DIRECTIONS FOR THIS TASK ->
Filter the entries below, keeping only lines with the word "Malik".
(PROVIDED RECORDS)
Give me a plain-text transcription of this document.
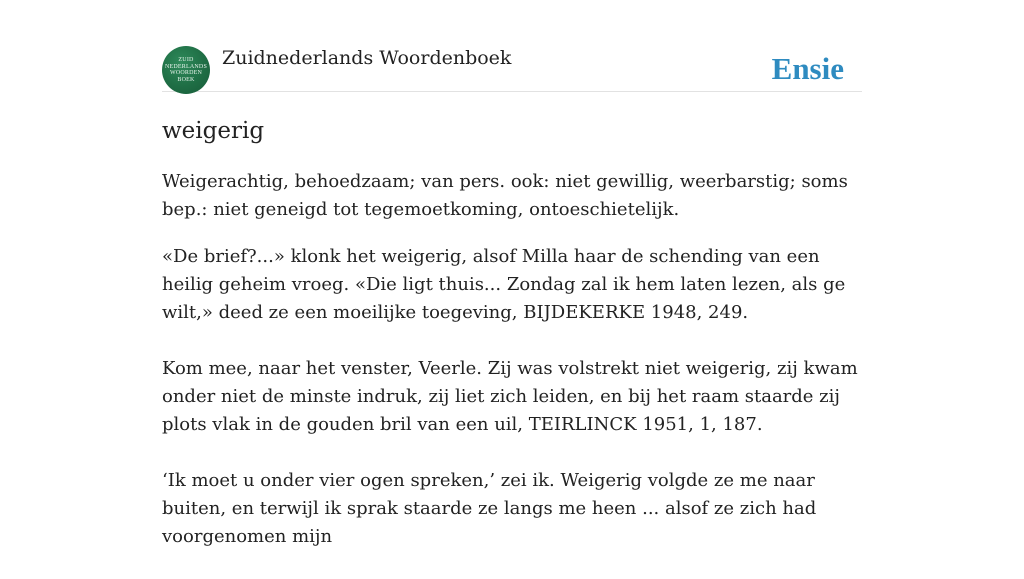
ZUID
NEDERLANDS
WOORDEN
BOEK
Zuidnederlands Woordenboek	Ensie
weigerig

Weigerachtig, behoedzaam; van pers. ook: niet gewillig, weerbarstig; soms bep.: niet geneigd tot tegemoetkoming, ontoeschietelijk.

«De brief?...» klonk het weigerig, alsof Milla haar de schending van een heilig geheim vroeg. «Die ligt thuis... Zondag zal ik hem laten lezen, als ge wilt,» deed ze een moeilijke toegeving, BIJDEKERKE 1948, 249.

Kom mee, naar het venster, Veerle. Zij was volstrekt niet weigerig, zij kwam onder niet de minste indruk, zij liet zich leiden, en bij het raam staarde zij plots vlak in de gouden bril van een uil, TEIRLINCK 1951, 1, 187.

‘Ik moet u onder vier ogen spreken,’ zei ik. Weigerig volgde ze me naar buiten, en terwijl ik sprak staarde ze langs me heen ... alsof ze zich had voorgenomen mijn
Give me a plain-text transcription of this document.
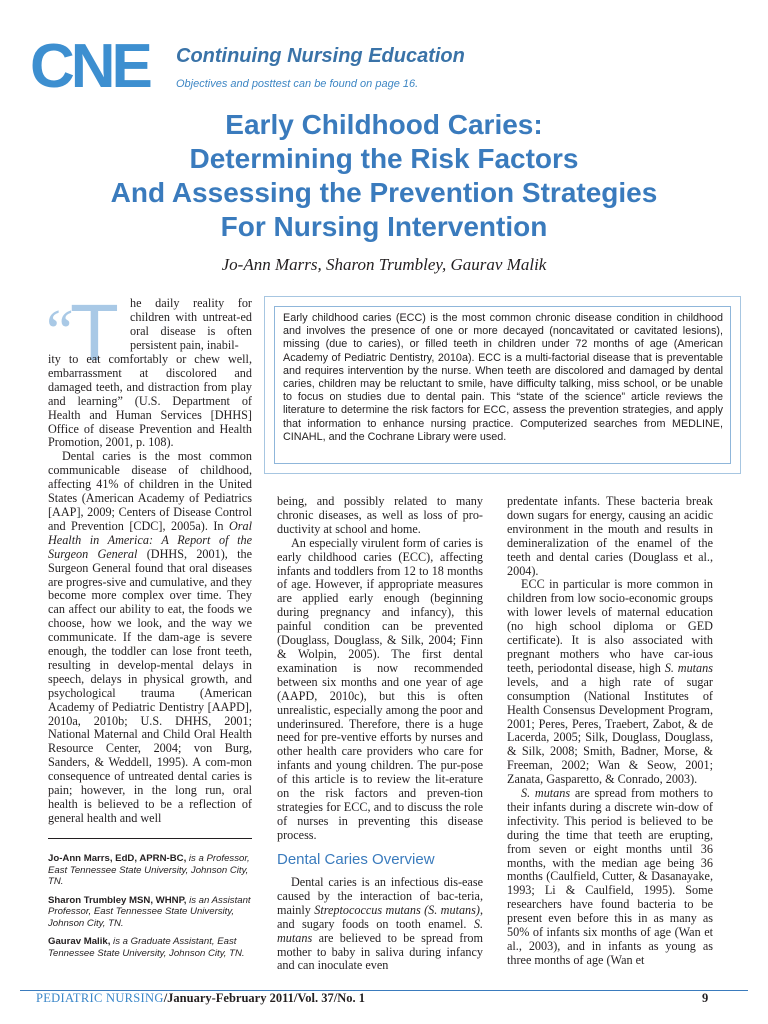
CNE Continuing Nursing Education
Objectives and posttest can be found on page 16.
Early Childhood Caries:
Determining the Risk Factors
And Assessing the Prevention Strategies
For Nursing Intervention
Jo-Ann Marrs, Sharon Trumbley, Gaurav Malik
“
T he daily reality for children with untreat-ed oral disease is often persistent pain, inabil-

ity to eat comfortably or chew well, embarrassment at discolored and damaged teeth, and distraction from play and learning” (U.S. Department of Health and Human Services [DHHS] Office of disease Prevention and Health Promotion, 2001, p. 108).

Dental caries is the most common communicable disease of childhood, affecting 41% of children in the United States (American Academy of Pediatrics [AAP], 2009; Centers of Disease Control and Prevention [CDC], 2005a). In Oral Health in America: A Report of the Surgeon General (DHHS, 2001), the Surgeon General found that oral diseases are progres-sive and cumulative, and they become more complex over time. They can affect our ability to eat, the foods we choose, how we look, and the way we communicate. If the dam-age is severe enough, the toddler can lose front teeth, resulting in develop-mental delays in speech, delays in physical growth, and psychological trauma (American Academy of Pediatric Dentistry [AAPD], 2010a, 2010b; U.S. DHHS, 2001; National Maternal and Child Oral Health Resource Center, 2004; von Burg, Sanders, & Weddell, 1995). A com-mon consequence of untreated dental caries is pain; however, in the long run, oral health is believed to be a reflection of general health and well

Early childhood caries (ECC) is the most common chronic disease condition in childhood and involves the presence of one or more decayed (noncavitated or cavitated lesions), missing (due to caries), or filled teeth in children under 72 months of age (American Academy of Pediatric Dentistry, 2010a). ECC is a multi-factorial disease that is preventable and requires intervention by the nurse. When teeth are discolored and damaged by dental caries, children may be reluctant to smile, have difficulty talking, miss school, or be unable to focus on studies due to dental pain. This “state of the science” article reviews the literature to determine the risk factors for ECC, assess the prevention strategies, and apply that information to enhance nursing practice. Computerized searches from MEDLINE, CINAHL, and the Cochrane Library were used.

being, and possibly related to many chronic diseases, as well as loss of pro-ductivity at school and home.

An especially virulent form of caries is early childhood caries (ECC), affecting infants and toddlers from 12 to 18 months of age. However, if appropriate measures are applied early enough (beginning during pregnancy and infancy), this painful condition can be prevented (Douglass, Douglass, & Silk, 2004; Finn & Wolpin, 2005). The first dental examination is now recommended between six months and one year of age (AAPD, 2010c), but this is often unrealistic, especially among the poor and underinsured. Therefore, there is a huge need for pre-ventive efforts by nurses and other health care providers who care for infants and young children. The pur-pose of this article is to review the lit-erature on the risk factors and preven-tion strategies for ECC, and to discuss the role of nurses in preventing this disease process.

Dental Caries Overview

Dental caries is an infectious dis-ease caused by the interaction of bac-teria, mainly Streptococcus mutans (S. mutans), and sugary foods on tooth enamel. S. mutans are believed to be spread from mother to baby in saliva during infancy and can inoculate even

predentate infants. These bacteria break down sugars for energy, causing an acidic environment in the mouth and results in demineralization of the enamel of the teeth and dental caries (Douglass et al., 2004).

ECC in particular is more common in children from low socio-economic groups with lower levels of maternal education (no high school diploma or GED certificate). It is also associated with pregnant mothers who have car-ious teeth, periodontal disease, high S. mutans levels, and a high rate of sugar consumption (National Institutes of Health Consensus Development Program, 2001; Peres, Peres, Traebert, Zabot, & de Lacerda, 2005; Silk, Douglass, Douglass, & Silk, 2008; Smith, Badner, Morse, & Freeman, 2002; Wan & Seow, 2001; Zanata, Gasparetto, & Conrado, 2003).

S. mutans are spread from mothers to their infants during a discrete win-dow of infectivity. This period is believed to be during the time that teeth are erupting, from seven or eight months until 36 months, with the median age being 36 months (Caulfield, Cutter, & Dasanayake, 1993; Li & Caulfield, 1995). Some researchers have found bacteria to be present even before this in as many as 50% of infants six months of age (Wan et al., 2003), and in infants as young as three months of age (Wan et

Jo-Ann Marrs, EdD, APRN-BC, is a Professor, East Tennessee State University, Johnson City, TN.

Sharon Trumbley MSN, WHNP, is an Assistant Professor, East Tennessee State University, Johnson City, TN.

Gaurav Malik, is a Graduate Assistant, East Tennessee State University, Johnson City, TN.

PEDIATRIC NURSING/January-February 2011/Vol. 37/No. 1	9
(End PROVIDED RECORDS)
(PROVIDED RECORDS)
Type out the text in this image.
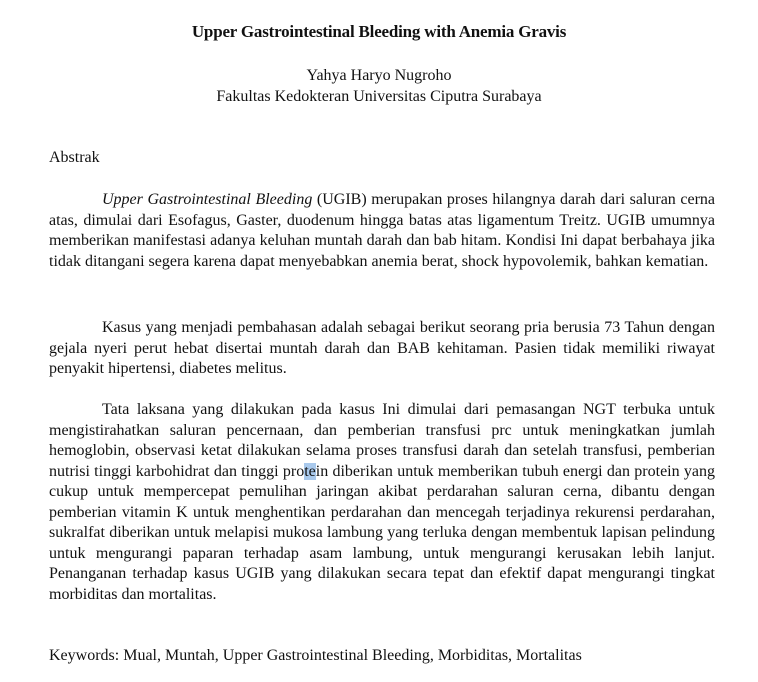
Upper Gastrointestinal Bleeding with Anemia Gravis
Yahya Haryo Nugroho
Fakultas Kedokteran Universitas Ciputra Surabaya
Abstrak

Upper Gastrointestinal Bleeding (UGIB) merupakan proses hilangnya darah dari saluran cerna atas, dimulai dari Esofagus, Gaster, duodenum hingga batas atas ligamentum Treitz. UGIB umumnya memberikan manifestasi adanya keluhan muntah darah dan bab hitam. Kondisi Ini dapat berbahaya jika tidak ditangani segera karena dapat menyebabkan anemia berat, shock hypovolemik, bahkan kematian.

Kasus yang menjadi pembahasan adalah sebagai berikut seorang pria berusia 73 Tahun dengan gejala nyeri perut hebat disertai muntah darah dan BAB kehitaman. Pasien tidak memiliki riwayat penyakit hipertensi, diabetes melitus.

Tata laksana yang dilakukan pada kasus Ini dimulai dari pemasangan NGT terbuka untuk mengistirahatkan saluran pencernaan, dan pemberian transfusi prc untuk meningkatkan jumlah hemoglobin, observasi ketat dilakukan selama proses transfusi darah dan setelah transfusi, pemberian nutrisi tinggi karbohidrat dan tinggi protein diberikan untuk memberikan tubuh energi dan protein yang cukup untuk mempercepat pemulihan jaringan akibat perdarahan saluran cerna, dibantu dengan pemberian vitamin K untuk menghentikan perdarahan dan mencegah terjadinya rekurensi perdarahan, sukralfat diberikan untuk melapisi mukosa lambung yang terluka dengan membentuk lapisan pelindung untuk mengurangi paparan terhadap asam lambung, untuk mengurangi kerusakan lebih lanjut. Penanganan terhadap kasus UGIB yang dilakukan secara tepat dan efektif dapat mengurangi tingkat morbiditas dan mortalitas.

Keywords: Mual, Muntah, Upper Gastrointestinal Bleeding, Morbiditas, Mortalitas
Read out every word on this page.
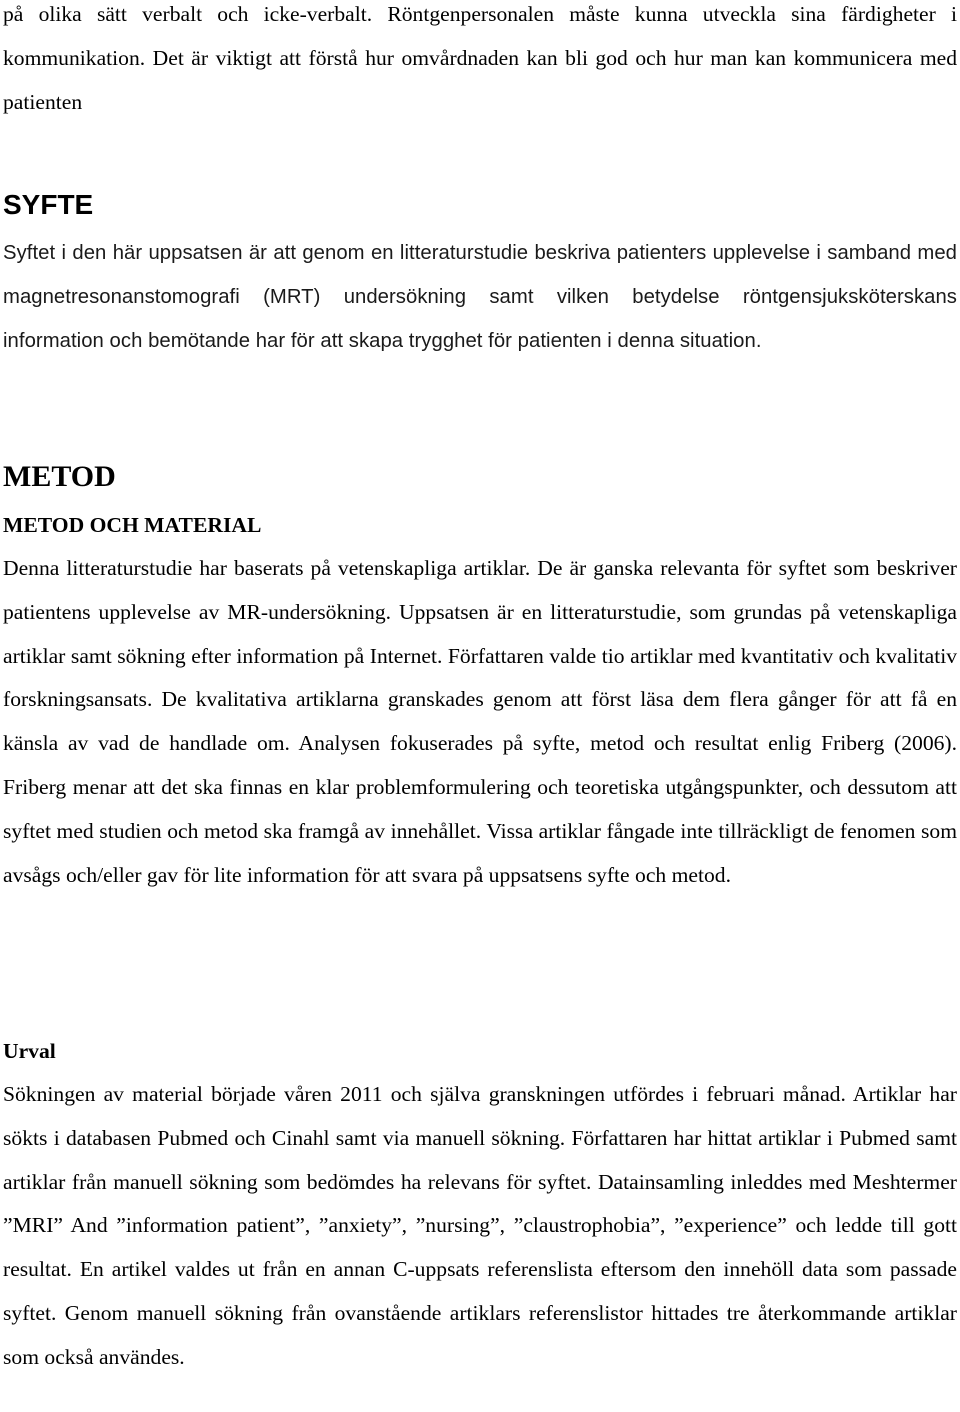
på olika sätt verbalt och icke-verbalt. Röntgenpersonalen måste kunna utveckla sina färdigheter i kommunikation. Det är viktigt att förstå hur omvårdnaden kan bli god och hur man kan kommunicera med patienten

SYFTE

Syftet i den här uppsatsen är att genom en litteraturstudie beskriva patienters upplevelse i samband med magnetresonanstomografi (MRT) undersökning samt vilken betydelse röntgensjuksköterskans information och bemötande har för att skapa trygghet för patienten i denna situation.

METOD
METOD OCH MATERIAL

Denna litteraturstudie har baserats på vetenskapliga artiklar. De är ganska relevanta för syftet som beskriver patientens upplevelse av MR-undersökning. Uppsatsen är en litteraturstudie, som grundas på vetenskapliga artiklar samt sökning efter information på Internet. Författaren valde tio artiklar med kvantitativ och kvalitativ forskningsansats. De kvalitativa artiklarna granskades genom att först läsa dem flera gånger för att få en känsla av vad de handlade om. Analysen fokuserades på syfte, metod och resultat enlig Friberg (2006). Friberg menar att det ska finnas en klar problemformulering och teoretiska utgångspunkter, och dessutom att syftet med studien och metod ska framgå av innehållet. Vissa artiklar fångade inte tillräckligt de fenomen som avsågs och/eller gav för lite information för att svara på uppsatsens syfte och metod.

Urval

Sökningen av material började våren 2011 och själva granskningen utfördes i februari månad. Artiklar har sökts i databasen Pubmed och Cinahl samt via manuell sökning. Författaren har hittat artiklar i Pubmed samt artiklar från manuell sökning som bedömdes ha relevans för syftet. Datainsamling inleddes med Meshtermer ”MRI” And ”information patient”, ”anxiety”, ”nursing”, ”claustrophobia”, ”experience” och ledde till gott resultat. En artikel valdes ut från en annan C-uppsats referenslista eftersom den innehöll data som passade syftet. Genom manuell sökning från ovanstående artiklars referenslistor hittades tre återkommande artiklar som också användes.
(End PROVIDED RECORDS)
(PROVIDED RECORDS)
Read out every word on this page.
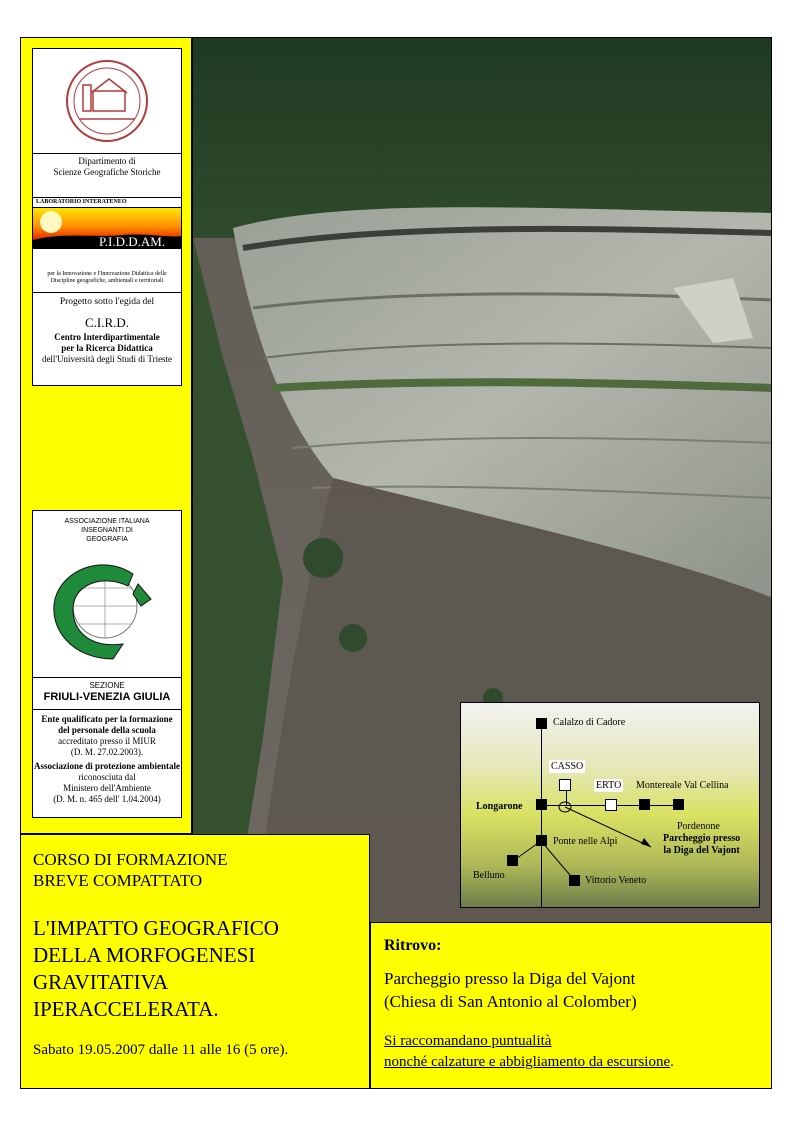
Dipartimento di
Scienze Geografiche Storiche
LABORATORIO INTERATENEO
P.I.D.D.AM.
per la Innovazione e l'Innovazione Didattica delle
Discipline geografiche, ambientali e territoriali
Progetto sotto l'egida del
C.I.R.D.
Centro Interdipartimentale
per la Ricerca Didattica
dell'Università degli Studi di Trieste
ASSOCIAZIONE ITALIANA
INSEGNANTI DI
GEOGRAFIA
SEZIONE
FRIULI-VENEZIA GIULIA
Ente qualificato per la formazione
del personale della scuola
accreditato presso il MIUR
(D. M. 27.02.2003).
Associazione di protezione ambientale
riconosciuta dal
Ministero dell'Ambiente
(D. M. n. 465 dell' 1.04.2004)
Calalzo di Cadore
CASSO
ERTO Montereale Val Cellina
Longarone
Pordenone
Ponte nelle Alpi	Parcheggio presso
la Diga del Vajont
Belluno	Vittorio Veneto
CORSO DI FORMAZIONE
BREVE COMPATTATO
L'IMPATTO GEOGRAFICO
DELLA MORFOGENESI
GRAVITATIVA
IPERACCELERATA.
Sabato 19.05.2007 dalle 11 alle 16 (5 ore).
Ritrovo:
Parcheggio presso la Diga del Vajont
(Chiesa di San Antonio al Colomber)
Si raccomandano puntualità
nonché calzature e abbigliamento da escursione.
(End PROVIDED RECORDS)
ANSWER TO THE EXERCISE ->
Jo-Ann Marrs, Sharon Trumbley, Gaurav Malik
Gaurav Malik, is a Graduate Assistant, East Tennessee State University, Johnson City, TN.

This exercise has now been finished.